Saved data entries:
***

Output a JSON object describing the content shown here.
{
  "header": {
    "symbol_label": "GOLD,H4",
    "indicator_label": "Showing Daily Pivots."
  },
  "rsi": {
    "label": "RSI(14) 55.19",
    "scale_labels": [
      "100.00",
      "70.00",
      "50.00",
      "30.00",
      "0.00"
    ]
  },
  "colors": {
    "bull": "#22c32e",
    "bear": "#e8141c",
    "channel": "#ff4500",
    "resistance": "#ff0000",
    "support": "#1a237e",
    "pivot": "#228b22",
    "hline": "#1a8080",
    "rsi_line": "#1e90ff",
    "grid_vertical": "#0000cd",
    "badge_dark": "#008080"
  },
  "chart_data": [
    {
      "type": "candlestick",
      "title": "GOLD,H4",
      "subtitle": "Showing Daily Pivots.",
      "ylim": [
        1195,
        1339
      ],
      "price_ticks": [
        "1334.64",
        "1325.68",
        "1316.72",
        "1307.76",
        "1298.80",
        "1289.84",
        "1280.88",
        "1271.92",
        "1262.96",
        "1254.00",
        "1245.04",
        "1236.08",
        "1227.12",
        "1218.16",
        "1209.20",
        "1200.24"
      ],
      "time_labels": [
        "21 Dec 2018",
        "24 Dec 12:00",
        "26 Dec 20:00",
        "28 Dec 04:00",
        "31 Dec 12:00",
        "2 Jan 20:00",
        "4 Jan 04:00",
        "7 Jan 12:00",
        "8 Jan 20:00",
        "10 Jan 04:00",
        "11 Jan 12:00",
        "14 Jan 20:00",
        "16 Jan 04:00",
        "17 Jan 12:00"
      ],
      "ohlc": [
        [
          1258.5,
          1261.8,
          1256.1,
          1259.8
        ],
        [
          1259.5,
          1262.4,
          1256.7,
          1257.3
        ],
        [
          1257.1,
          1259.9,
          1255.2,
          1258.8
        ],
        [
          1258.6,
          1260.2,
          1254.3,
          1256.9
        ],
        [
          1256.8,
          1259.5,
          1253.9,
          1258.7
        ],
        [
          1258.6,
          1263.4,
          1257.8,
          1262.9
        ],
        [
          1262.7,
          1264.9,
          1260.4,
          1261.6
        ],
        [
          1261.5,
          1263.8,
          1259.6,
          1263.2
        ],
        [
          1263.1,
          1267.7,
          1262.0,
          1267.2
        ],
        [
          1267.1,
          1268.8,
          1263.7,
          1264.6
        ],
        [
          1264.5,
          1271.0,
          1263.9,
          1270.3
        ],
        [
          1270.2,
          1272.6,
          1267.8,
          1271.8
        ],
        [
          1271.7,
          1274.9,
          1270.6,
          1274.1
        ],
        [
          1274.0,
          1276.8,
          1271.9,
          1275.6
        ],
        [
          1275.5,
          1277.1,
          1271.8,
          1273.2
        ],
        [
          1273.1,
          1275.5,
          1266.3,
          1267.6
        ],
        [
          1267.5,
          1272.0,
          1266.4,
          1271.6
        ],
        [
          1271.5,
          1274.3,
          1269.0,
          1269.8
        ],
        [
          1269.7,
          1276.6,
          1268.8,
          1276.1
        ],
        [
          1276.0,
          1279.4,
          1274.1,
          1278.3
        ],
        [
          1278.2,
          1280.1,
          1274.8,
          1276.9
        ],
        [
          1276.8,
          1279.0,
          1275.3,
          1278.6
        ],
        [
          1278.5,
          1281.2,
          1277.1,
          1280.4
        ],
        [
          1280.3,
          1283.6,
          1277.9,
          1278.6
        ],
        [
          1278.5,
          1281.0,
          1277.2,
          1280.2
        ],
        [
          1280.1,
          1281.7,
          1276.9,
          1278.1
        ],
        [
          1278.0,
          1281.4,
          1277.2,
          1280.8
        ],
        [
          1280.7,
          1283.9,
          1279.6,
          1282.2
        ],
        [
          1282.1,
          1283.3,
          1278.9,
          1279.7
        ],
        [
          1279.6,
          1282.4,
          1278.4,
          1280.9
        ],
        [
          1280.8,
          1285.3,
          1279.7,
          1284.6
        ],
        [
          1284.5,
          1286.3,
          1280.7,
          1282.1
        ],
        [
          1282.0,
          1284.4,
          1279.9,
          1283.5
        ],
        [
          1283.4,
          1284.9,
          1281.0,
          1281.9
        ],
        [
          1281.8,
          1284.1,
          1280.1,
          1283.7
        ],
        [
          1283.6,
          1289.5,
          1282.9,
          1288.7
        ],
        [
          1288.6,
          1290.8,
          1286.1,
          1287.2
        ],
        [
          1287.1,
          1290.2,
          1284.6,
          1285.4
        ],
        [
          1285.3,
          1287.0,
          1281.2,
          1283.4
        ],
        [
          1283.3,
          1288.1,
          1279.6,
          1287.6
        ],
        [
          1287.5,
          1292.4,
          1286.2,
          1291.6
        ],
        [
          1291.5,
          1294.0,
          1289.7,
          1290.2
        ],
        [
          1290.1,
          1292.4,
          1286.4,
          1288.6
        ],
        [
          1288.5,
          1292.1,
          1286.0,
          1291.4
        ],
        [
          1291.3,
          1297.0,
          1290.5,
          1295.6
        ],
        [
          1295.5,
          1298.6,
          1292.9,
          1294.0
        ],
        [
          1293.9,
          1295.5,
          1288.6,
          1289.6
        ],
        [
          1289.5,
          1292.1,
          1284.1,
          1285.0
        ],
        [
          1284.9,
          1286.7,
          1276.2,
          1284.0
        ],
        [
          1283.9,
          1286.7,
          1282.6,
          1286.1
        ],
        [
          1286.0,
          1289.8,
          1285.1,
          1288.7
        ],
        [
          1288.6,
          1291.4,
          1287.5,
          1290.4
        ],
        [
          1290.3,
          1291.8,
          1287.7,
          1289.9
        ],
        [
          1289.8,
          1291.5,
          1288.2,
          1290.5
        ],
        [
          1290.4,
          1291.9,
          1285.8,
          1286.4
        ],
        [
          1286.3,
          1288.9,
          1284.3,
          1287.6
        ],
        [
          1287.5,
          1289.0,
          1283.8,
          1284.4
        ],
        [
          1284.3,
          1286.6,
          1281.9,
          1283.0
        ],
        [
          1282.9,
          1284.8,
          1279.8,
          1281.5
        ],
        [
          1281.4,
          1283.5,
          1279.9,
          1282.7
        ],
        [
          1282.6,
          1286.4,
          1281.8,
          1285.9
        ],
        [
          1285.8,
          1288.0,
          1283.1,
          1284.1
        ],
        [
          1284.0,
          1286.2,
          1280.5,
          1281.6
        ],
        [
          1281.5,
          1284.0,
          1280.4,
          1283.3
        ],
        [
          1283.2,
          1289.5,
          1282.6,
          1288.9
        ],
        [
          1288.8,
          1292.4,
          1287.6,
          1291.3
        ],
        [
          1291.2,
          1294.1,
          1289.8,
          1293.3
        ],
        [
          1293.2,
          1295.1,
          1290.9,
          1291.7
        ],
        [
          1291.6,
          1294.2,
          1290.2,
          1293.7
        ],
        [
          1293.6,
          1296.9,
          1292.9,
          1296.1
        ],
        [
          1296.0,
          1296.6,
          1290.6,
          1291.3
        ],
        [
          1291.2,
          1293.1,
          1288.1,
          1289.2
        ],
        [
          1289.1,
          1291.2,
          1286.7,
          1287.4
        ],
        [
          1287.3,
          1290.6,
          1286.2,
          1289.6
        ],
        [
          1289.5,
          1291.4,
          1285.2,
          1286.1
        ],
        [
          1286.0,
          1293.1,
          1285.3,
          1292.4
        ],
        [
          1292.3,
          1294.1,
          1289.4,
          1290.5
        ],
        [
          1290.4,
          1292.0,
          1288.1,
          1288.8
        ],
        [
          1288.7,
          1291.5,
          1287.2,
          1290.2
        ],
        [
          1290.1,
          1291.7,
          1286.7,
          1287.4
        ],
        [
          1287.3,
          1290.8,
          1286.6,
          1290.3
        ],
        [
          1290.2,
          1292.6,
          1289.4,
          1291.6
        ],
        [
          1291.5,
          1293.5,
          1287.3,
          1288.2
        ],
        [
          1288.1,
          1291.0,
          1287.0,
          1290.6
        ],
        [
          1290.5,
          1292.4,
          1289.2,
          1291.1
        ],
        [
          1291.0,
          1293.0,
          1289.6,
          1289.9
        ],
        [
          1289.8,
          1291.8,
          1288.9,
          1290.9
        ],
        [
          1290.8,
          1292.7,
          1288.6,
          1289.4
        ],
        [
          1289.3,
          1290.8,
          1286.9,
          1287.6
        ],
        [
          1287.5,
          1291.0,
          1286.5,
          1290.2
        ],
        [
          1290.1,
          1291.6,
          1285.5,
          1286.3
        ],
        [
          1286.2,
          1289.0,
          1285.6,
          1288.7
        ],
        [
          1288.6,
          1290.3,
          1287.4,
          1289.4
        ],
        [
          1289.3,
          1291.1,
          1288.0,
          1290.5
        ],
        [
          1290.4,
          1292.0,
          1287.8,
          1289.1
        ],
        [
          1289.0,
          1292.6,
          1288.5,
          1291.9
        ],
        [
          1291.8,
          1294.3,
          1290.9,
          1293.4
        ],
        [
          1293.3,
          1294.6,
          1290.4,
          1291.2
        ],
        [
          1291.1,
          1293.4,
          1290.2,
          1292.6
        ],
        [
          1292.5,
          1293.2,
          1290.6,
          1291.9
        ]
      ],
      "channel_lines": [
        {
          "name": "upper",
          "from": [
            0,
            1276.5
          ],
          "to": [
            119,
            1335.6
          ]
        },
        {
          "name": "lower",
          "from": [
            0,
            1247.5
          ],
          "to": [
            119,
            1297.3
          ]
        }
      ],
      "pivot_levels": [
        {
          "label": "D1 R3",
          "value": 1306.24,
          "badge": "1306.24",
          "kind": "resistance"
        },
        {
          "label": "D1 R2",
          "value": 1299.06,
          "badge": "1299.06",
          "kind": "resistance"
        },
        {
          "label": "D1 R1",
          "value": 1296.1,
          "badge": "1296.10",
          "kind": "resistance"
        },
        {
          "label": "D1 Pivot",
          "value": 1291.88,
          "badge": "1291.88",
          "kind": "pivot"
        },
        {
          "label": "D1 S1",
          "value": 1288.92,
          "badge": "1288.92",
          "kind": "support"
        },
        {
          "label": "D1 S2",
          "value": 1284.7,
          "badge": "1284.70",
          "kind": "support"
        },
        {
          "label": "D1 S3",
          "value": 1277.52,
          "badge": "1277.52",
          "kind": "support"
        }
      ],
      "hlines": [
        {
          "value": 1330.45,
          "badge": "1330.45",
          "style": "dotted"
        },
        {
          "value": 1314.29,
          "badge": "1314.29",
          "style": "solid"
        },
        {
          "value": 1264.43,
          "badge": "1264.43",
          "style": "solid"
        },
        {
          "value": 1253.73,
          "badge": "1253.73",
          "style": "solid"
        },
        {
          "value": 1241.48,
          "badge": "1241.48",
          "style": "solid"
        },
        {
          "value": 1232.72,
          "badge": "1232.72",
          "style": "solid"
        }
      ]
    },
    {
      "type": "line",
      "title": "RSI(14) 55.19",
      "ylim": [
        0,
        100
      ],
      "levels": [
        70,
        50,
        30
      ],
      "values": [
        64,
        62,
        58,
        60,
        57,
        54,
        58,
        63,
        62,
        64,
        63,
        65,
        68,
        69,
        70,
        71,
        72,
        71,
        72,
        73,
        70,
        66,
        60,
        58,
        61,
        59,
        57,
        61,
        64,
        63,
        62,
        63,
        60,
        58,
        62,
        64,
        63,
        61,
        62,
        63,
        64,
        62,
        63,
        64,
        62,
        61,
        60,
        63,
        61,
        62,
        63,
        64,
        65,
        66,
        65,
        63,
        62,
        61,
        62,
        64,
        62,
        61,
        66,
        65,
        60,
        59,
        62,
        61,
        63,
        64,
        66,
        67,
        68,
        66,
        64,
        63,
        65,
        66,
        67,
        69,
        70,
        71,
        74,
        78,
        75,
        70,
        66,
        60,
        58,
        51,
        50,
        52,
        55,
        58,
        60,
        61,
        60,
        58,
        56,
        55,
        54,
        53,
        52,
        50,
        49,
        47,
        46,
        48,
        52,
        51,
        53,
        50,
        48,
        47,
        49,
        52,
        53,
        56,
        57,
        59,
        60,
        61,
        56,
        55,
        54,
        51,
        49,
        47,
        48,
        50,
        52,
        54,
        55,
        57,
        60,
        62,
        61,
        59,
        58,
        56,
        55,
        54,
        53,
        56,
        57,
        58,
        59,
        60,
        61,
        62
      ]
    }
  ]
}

***

▶ **What to work on**: Within the entries above, how many lines contain "Showing"? Respond with the number only.

▶ **Written answer**: 2